(Records about charts and figures)
--

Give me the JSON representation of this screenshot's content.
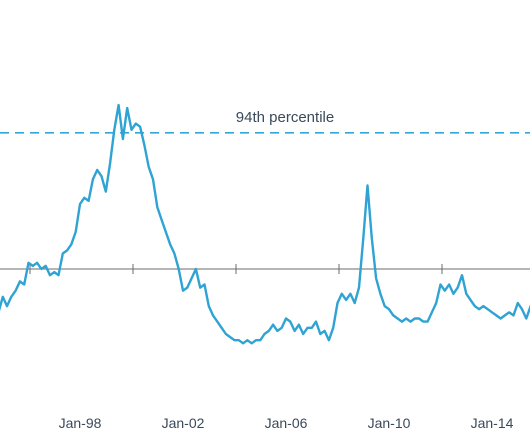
{
  "chart_data": {
    "type": "line",
    "title": "",
    "xlabel": "",
    "ylabel": "",
    "x_ticks": [
      "Jan-98",
      "Jan-02",
      "Jan-06",
      "Jan-10",
      "Jan-14"
    ],
    "xlim": [
      "1994-01",
      "2015-12"
    ],
    "ylim": [
      0,
      100
    ],
    "grid": false,
    "reference_lines": [
      {
        "label": "94th percentile",
        "y": 94,
        "style": "dashed",
        "color": "#33a7d5"
      },
      {
        "label": "",
        "y": 50,
        "style": "solid",
        "color": "#6b6b6b"
      }
    ],
    "series": [
      {
        "color": "#2fa3d3",
        "points": [
          [
            "1994-01",
            40
          ],
          [
            "1994-03",
            36
          ],
          [
            "1994-05",
            38
          ],
          [
            "1994-07",
            34
          ],
          [
            "1994-09",
            37
          ],
          [
            "1994-11",
            36
          ],
          [
            "1995-01",
            41
          ],
          [
            "1995-03",
            38
          ],
          [
            "1995-05",
            41
          ],
          [
            "1995-07",
            43
          ],
          [
            "1995-09",
            46
          ],
          [
            "1995-11",
            45
          ],
          [
            "1996-01",
            52
          ],
          [
            "1996-03",
            51
          ],
          [
            "1996-05",
            52
          ],
          [
            "1996-07",
            50
          ],
          [
            "1996-09",
            51
          ],
          [
            "1996-11",
            48
          ],
          [
            "1997-01",
            49
          ],
          [
            "1997-03",
            48
          ],
          [
            "1997-05",
            55
          ],
          [
            "1997-07",
            56
          ],
          [
            "1997-09",
            58
          ],
          [
            "1997-11",
            62
          ],
          [
            "1998-01",
            71
          ],
          [
            "1998-03",
            73
          ],
          [
            "1998-05",
            72
          ],
          [
            "1998-07",
            79
          ],
          [
            "1998-09",
            82
          ],
          [
            "1998-11",
            80
          ],
          [
            "1999-01",
            75
          ],
          [
            "1999-03",
            84
          ],
          [
            "1999-05",
            95
          ],
          [
            "1999-07",
            103
          ],
          [
            "1999-09",
            92
          ],
          [
            "1999-11",
            102
          ],
          [
            "2000-01",
            95
          ],
          [
            "2000-03",
            97
          ],
          [
            "2000-05",
            96
          ],
          [
            "2000-07",
            90
          ],
          [
            "2000-09",
            83
          ],
          [
            "2000-11",
            79
          ],
          [
            "2001-01",
            70
          ],
          [
            "2001-03",
            66
          ],
          [
            "2001-05",
            62
          ],
          [
            "2001-07",
            58
          ],
          [
            "2001-09",
            55
          ],
          [
            "2001-11",
            50
          ],
          [
            "2002-01",
            43
          ],
          [
            "2002-03",
            44
          ],
          [
            "2002-05",
            47
          ],
          [
            "2002-07",
            50
          ],
          [
            "2002-09",
            44
          ],
          [
            "2002-11",
            45
          ],
          [
            "2003-01",
            38
          ],
          [
            "2003-03",
            35
          ],
          [
            "2003-05",
            33
          ],
          [
            "2003-07",
            31
          ],
          [
            "2003-09",
            29
          ],
          [
            "2003-11",
            28
          ],
          [
            "2004-01",
            27
          ],
          [
            "2004-03",
            27
          ],
          [
            "2004-05",
            26
          ],
          [
            "2004-07",
            27
          ],
          [
            "2004-09",
            26
          ],
          [
            "2004-11",
            27
          ],
          [
            "2005-01",
            27
          ],
          [
            "2005-03",
            29
          ],
          [
            "2005-05",
            30
          ],
          [
            "2005-07",
            32
          ],
          [
            "2005-09",
            30
          ],
          [
            "2005-11",
            31
          ],
          [
            "2006-01",
            34
          ],
          [
            "2006-03",
            33
          ],
          [
            "2006-05",
            30
          ],
          [
            "2006-07",
            32
          ],
          [
            "2006-09",
            29
          ],
          [
            "2006-11",
            31
          ],
          [
            "2007-01",
            31
          ],
          [
            "2007-03",
            33
          ],
          [
            "2007-05",
            29
          ],
          [
            "2007-07",
            30
          ],
          [
            "2007-09",
            27
          ],
          [
            "2007-11",
            31
          ],
          [
            "2008-01",
            39
          ],
          [
            "2008-03",
            42
          ],
          [
            "2008-05",
            40
          ],
          [
            "2008-07",
            42
          ],
          [
            "2008-09",
            39
          ],
          [
            "2008-11",
            44
          ],
          [
            "2009-01",
            60
          ],
          [
            "2009-03",
            77
          ],
          [
            "2009-05",
            60
          ],
          [
            "2009-07",
            47
          ],
          [
            "2009-09",
            42
          ],
          [
            "2009-11",
            38
          ],
          [
            "2010-01",
            37
          ],
          [
            "2010-03",
            35
          ],
          [
            "2010-05",
            34
          ],
          [
            "2010-07",
            33
          ],
          [
            "2010-09",
            34
          ],
          [
            "2010-11",
            33
          ],
          [
            "2011-01",
            34
          ],
          [
            "2011-03",
            34
          ],
          [
            "2011-05",
            33
          ],
          [
            "2011-07",
            33
          ],
          [
            "2011-09",
            36
          ],
          [
            "2011-11",
            39
          ],
          [
            "2012-01",
            45
          ],
          [
            "2012-03",
            43
          ],
          [
            "2012-05",
            45
          ],
          [
            "2012-07",
            42
          ],
          [
            "2012-09",
            44
          ],
          [
            "2012-11",
            48
          ],
          [
            "2013-01",
            42
          ],
          [
            "2013-03",
            40
          ],
          [
            "2013-05",
            38
          ],
          [
            "2013-07",
            37
          ],
          [
            "2013-09",
            38
          ],
          [
            "2013-11",
            37
          ],
          [
            "2014-01",
            36
          ],
          [
            "2014-03",
            35
          ],
          [
            "2014-05",
            34
          ],
          [
            "2014-07",
            35
          ],
          [
            "2014-09",
            36
          ],
          [
            "2014-11",
            35
          ],
          [
            "2015-01",
            39
          ],
          [
            "2015-03",
            37
          ],
          [
            "2015-05",
            34
          ],
          [
            "2015-07",
            38
          ],
          [
            "2015-09",
            41
          ],
          [
            "2015-11",
            43
          ]
        ]
      }
    ]
  }
}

--

Every line should be retyped exactly, with the pictures omitted.

- [Exercise answer]
Give me the JSON representation of this screenshot's content.
{
  "chart_data": {
    "type": "line",
    "title": "",
    "xlabel": "",
    "ylabel": "",
    "x_ticks": [
      "Jan-98",
      "Jan-02",
      "Jan-06",
      "Jan-10",
      "Jan-14"
    ],
    "xlim": [
      "1994-01",
      "2015-12"
    ],
    "ylim": [
      0,
      100
    ],
    "grid": false,
    "reference_lines": [
      {
        "label": "94th percentile",
        "y": 94,
        "style": "dashed",
        "color": "#33a7d5"
      },
      {
        "label": "",
        "y": 50,
        "style": "solid",
        "color": "#6b6b6b"
      }
    ],
    "series": [
      {
        "color": "#2fa3d3",
        "points": [
          [
            "1994-01",
            40
          ],
          [
            "1994-03",
            36
          ],
          [
            "1994-05",
            38
          ],
          [
            "1994-07",
            34
          ],
          [
            "1994-09",
            37
          ],
          [
            "1994-11",
            36
          ],
          [
            "1995-01",
            41
          ],
          [
            "1995-03",
            38
          ],
          [
            "1995-05",
            41
          ],
          [
            "1995-07",
            43
          ],
          [
            "1995-09",
            46
          ],
          [
            "1995-11",
            45
          ],
          [
            "1996-01",
            52
          ],
          [
            "1996-03",
            51
          ],
          [
            "1996-05",
            52
          ],
          [
            "1996-07",
            50
          ],
          [
            "1996-09",
            51
          ],
          [
            "1996-11",
            48
          ],
          [
            "1997-01",
            49
          ],
          [
            "1997-03",
            48
          ],
          [
            "1997-05",
            55
          ],
          [
            "1997-07",
            56
          ],
          [
            "1997-09",
            58
          ],
          [
            "1997-11",
            62
          ],
          [
            "1998-01",
            71
          ],
          [
            "1998-03",
            73
          ],
          [
            "1998-05",
            72
          ],
          [
            "1998-07",
            79
          ],
          [
            "1998-09",
            82
          ],
          [
            "1998-11",
            80
          ],
          [
            "1999-01",
            75
          ],
          [
            "1999-03",
            84
          ],
          [
            "1999-05",
            95
          ],
          [
            "1999-07",
            103
          ],
          [
            "1999-09",
            92
          ],
          [
            "1999-11",
            102
          ],
          [
            "2000-01",
            95
          ],
          [
            "2000-03",
            97
          ],
          [
            "2000-05",
            96
          ],
          [
            "2000-07",
            90
          ],
          [
            "2000-09",
            83
          ],
          [
            "2000-11",
            79
          ],
          [
            "2001-01",
            70
          ],
          [
            "2001-03",
            66
          ],
          [
            "2001-05",
            62
          ],
          [
            "2001-07",
            58
          ],
          [
            "2001-09",
            55
          ],
          [
            "2001-11",
            50
          ],
          [
            "2002-01",
            43
          ],
          [
            "2002-03",
            44
          ],
          [
            "2002-05",
            47
          ],
          [
            "2002-07",
            50
          ],
          [
            "2002-09",
            44
          ],
          [
            "2002-11",
            45
          ],
          [
            "2003-01",
            38
          ],
          [
            "2003-03",
            35
          ],
          [
            "2003-05",
            33
          ],
          [
            "2003-07",
            31
          ],
          [
            "2003-09",
            29
          ],
          [
            "2003-11",
            28
          ],
          [
            "2004-01",
            27
          ],
          [
            "2004-03",
            27
          ],
          [
            "2004-05",
            26
          ],
          [
            "2004-07",
            27
          ],
          [
            "2004-09",
            26
          ],
          [
            "2004-11",
            27
          ],
          [
            "2005-01",
            27
          ],
          [
            "2005-03",
            29
          ],
          [
            "2005-05",
            30
          ],
          [
            "2005-07",
            32
          ],
          [
            "2005-09",
            30
          ],
          [
            "2005-11",
            31
          ],
          [
            "2006-01",
            34
          ],
          [
            "2006-03",
            33
          ],
          [
            "2006-05",
            30
          ],
          [
            "2006-07",
            32
          ],
          [
            "2006-09",
            29
          ],
          [
            "2006-11",
            31
          ],
          [
            "2007-01",
            31
          ],
          [
            "2007-03",
            33
          ],
          [
            "2007-05",
            29
          ],
          [
            "2007-07",
            30
          ],
          [
            "2007-09",
            27
          ],
          [
            "2007-11",
            31
          ],
          [
            "2008-01",
            39
          ],
          [
            "2008-03",
            42
          ],
          [
            "2008-05",
            40
          ],
          [
            "2008-07",
            42
          ],
          [
            "2008-09",
            39
          ],
          [
            "2008-11",
            44
          ],
          [
            "2009-01",
            60
          ],
          [
            "2009-03",
            77
          ],
          [
            "2009-05",
            60
          ],
          [
            "2009-07",
            47
          ],
          [
            "2009-09",
            42
          ],
          [
            "2009-11",
            38
          ],
          [
            "2010-01",
            37
          ],
          [
            "2010-03",
            35
          ],
          [
            "2010-05",
            34
          ],
          [
            "2010-07",
            33
          ],
          [
            "2010-09",
            34
          ],
          [
            "2010-11",
            33
          ],
          [
            "2011-01",
            34
          ],
          [
            "2011-03",
            34
          ],
          [
            "2011-05",
            33
          ],
          [
            "2011-07",
            33
          ],
          [
            "2011-09",
            36
          ],
          [
            "2011-11",
            39
          ],
          [
            "2012-01",
            45
          ],
          [
            "2012-03",
            43
          ],
          [
            "2012-05",
            45
          ],
          [
            "2012-07",
            42
          ],
          [
            "2012-09",
            44
          ],
          [
            "2012-11",
            48
          ],
          [
            "2013-01",
            42
          ],
          [
            "2013-03",
            40
          ],
          [
            "2013-05",
            38
          ],
          [
            "2013-07",
            37
          ],
          [
            "2013-09",
            38
          ],
          [
            "2013-11",
            37
          ],
          [
            "2014-01",
            36
          ],
          [
            "2014-03",
            35
          ],
          [
            "2014-05",
            34
          ],
          [
            "2014-07",
            35
          ],
          [
            "2014-09",
            36
          ],
          [
            "2014-11",
            35
          ],
          [
            "2015-01",
            39
          ],
          [
            "2015-03",
            37
          ],
          [
            "2015-05",
            34
          ],
          [
            "2015-07",
            38
          ],
          [
            "2015-09",
            41
          ],
          [
            "2015-11",
            43
          ]
        ]
      }
    ]
  }
}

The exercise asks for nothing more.